Task statement :: Copy every line from the material below that holds "tile".

Task data ::

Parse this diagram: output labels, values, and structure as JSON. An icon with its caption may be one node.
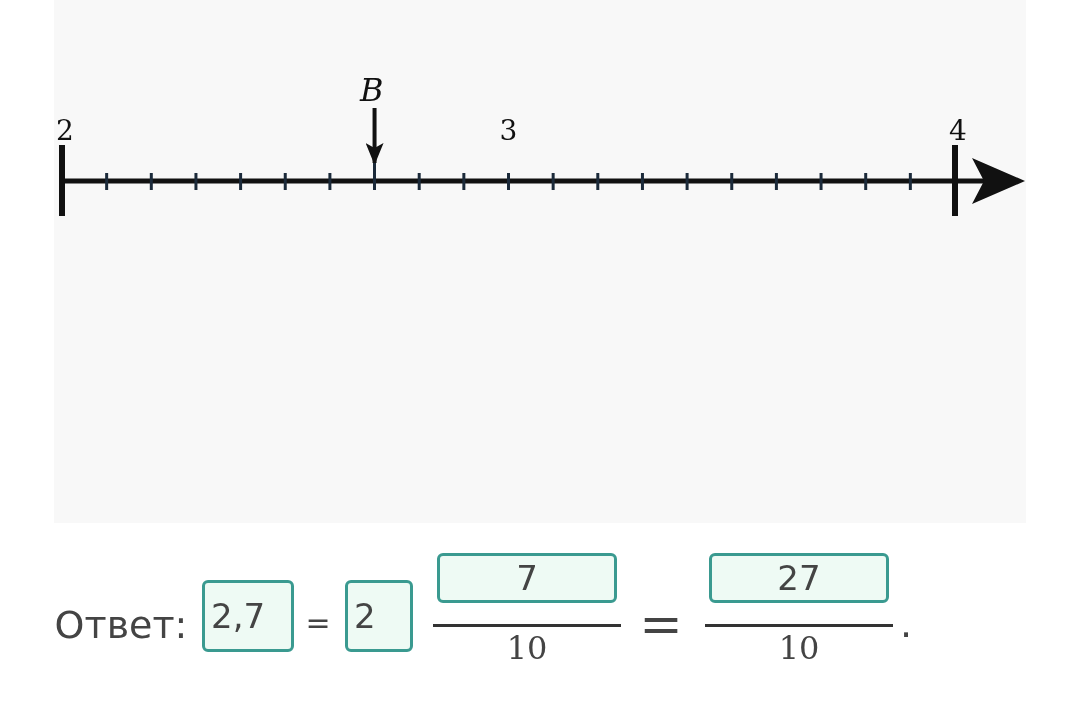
{
  "diagram": {
    "nodes": [
      {
        "text": [
          "B"
        ]
      },
      {
        "text": [],
        "shape": "bar"
      }
    ],
    "edges": [
      {
        "from": 0,
        "to": 1,
        "arrow": "to"
      }
    ],
    "labels": [
      "2",
      "3",
      "4",
      "Ответ:",
      "2,7",
      "=",
      "2",
      "7",
      "10",
      "=",
      "27",
      "10",
      "."
    ]
  }
}
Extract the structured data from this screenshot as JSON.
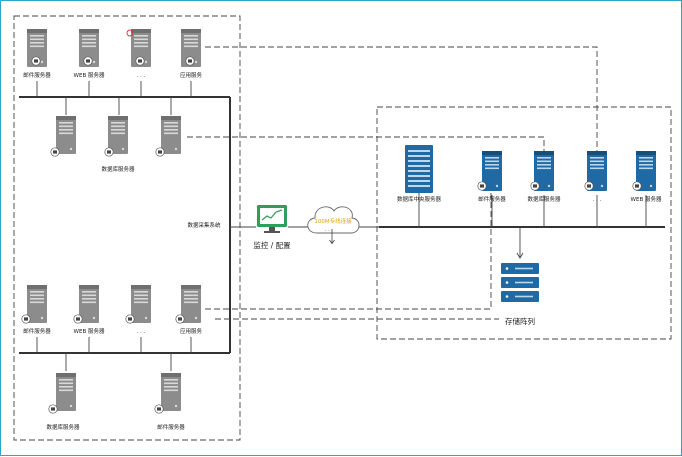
{
  "labels": {
    "mail": "邮件服务器",
    "web": "WEB 服务器",
    "dots": "· · ·",
    "app": "应用服务",
    "db": "数据库服务器",
    "data_collect": "数据采集系统",
    "monitor": "监控 / 配置",
    "cloud_text": "100M专线连接",
    "db_host": "数据库中央服务器",
    "storage": "存储阵列"
  },
  "colors": {
    "gray_server": "#8c8c8c",
    "blue_server": "#1f6aa5",
    "monitor_green": "#2e9e5a",
    "cloud_text": "#e0a020"
  }
}
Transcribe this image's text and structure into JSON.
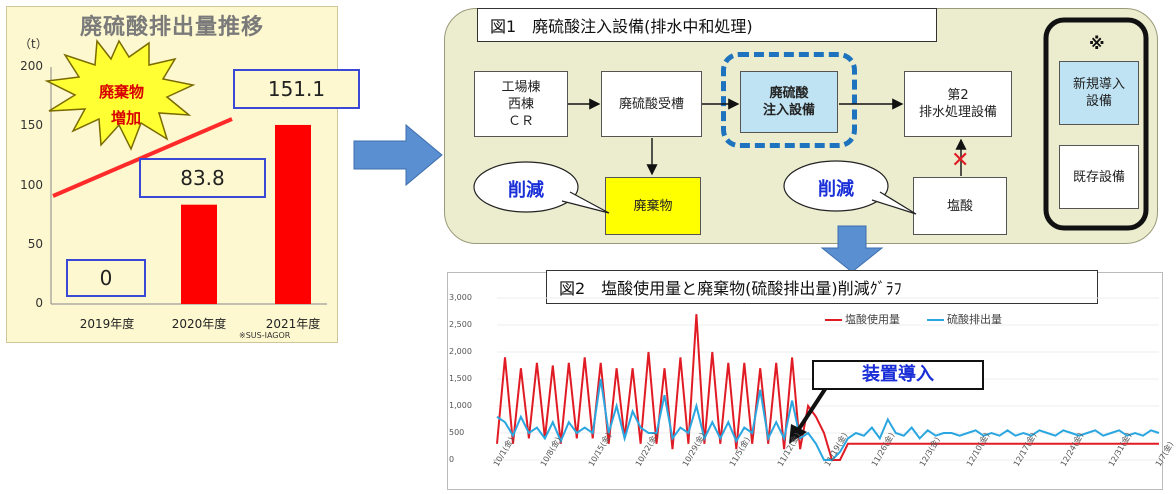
{
  "left_chart": {
    "title": "廃硫酸排出量推移",
    "unit": "（t）",
    "burst_line1": "廃棄物",
    "burst_line2": "増加",
    "footnote": "※SUS-IAGOR",
    "chart_data": {
      "type": "bar",
      "categories": [
        "2019年度",
        "2020年度",
        "2021年度"
      ],
      "values": [
        0,
        83.8,
        151.1
      ],
      "value_labels": [
        "0",
        "83.8",
        "151.1"
      ],
      "title": "廃硫酸排出量推移",
      "ylabel": "（t）",
      "yticks": [
        "0",
        "50",
        "100",
        "150",
        "200"
      ],
      "ylim": [
        0,
        200
      ],
      "bar_color": "#ff0000",
      "trend_color": "#ff0000"
    }
  },
  "fig1": {
    "title": "図1　廃硫酸注入設備(排水中和処理)",
    "box_factory": "工場棟\n西棟\nＣＲ",
    "box_tank": "廃硫酸受槽",
    "box_injection": "廃硫酸\n注入設備",
    "box_treatment": "第2\n排水処理設備",
    "box_waste": "廃棄物",
    "box_hcl": "塩酸",
    "bubble1": "削減",
    "bubble2": "削減",
    "x_mark": "✕",
    "legend_mark": "※",
    "legend_new": "新規導入\n設備",
    "legend_existing": "既存設備",
    "colors": {
      "new": "#bfe3f3",
      "existing": "#ffffff",
      "waste": "#ffff00",
      "dashed": "#1e73be"
    }
  },
  "fig2": {
    "title": "図2　塩酸使用量と廃棄物(硫酸排出量)削減ｸﾞﾗﾌ",
    "callout": "装置導入",
    "legend_red": "塩酸使用量",
    "legend_blue": "硫酸排出量",
    "yticks": [
      "3,000",
      "2,500",
      "2,000",
      "1,500",
      "1,000",
      "500",
      "0"
    ],
    "xticks": [
      "10/1(金)",
      "10/8(金)",
      "10/15(金)",
      "10/22(金)",
      "10/29(金)",
      "11/5(金)",
      "11/12(金)",
      "11/19(金)",
      "11/26(金)",
      "12/3(金)",
      "12/10(金)",
      "12/17(金)",
      "12/24(金)",
      "12/31(金)",
      "1/7(金)"
    ],
    "chart_data": {
      "type": "line",
      "ylim": [
        0,
        3000
      ],
      "series": [
        {
          "name": "塩酸使用量",
          "color": "#e01b24",
          "values": [
            300,
            1900,
            300,
            1700,
            400,
            1800,
            400,
            1750,
            300,
            1800,
            400,
            1900,
            400,
            1800,
            300,
            1700,
            400,
            1700,
            300,
            2000,
            300,
            1700,
            200,
            1900,
            300,
            2700,
            300,
            2000,
            300,
            1800,
            200,
            1800,
            300,
            1700,
            300,
            1800,
            200,
            1900,
            200,
            1000,
            800,
            500,
            0,
            0,
            300,
            300,
            300,
            300,
            300,
            300,
            300,
            300,
            300,
            300,
            300,
            300,
            300,
            300,
            300,
            300,
            300,
            300,
            300,
            300,
            300,
            300,
            300,
            300,
            300,
            300,
            300,
            300,
            300,
            300,
            300,
            300,
            300,
            300,
            300,
            300,
            300,
            300,
            300,
            300
          ]
        },
        {
          "name": "硫酸排出量",
          "color": "#2aa6e0",
          "values": [
            800,
            700,
            450,
            800,
            500,
            600,
            400,
            700,
            350,
            700,
            500,
            600,
            500,
            1500,
            500,
            1000,
            400,
            900,
            600,
            500,
            500,
            1200,
            400,
            600,
            500,
            1000,
            400,
            700,
            400,
            700,
            350,
            600,
            500,
            1300,
            400,
            700,
            400,
            1100,
            400,
            500,
            300,
            0,
            0,
            150,
            400,
            500,
            450,
            600,
            400,
            750,
            500,
            450,
            600,
            400,
            550,
            450,
            500,
            500,
            450,
            500,
            550,
            450,
            500,
            450,
            550,
            450,
            500,
            450,
            550,
            500,
            450,
            550,
            500,
            450,
            500,
            550,
            450,
            500,
            550,
            450,
            500,
            450,
            550,
            500
          ]
        }
      ]
    }
  }
}
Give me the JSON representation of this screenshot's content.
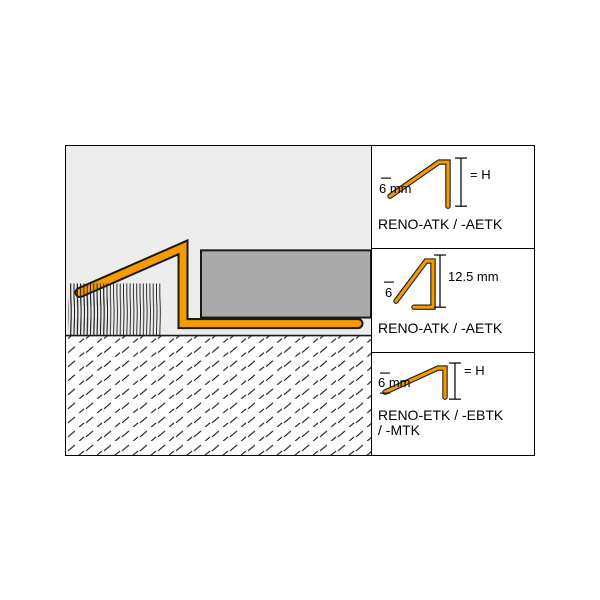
{
  "colors": {
    "orange": "#F59A00",
    "tile": "#ABABAB",
    "diagram_bg": "#EDEDED",
    "outline": "#1A1A1A",
    "line": "#000000",
    "panel_bg": "#FFFFFF"
  },
  "diagram": {
    "description": "Cross-section of floor transition: carpet to tile with orange transition profile over screed substrate"
  },
  "panels": [
    {
      "id": "reno-atk-aetk-h",
      "dim_left": "6 mm",
      "dim_right": "= H",
      "caption": "RENO-ATK / -AETK"
    },
    {
      "id": "reno-atk-aetk-125",
      "dim_left": "6",
      "dim_right": "12.5 mm",
      "caption": "RENO-ATK / -AETK"
    },
    {
      "id": "reno-etk-ebtk-mtk",
      "dim_left": "6 mm",
      "dim_right": "= H",
      "caption": "RENO-ETK / -EBTK",
      "caption_line2": "/ -MTK"
    }
  ]
}
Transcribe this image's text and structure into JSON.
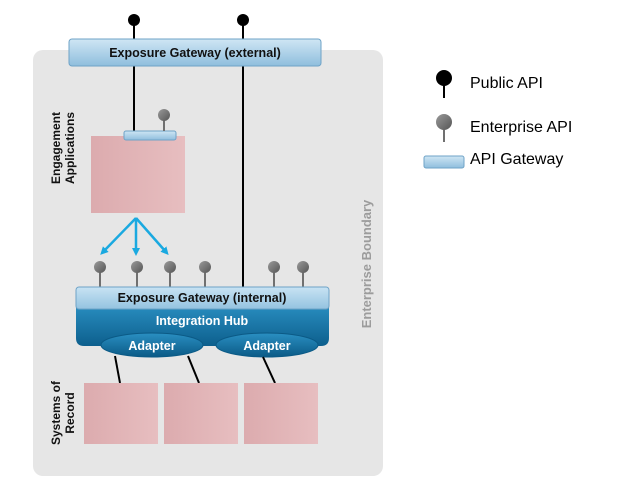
{
  "boundary": {
    "label": "Enterprise Boundary"
  },
  "gateway_external": {
    "label": "Exposure Gateway (external)"
  },
  "gateway_internal": {
    "label": "Exposure Gateway (internal)"
  },
  "integration_hub": {
    "label": "Integration Hub"
  },
  "adapters": [
    {
      "label": "Adapter"
    },
    {
      "label": "Adapter"
    }
  ],
  "groups": {
    "engagement": {
      "line1": "Engagement",
      "line2": "Applications"
    },
    "systems": {
      "line1": "Systems of",
      "line2": "Record"
    }
  },
  "legend": {
    "public_api": "Public API",
    "enterprise_api": "Enterprise API",
    "api_gateway": "API Gateway"
  },
  "colors": {
    "boundary_fill": "#e6e6e6",
    "gateway_blue": "#a9cfe6",
    "hub_blue": "#1f7fb0",
    "box_pink": "#deb0b2",
    "arrow_cyan": "#1aa9e0",
    "public_pin": "#000000",
    "enterprise_pin": "#707070"
  }
}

Response below ::
    "tile": "#ABABAB",
    "description": "Cross-section of floor transition: carpet to tile with orange transition profile over screed substrate"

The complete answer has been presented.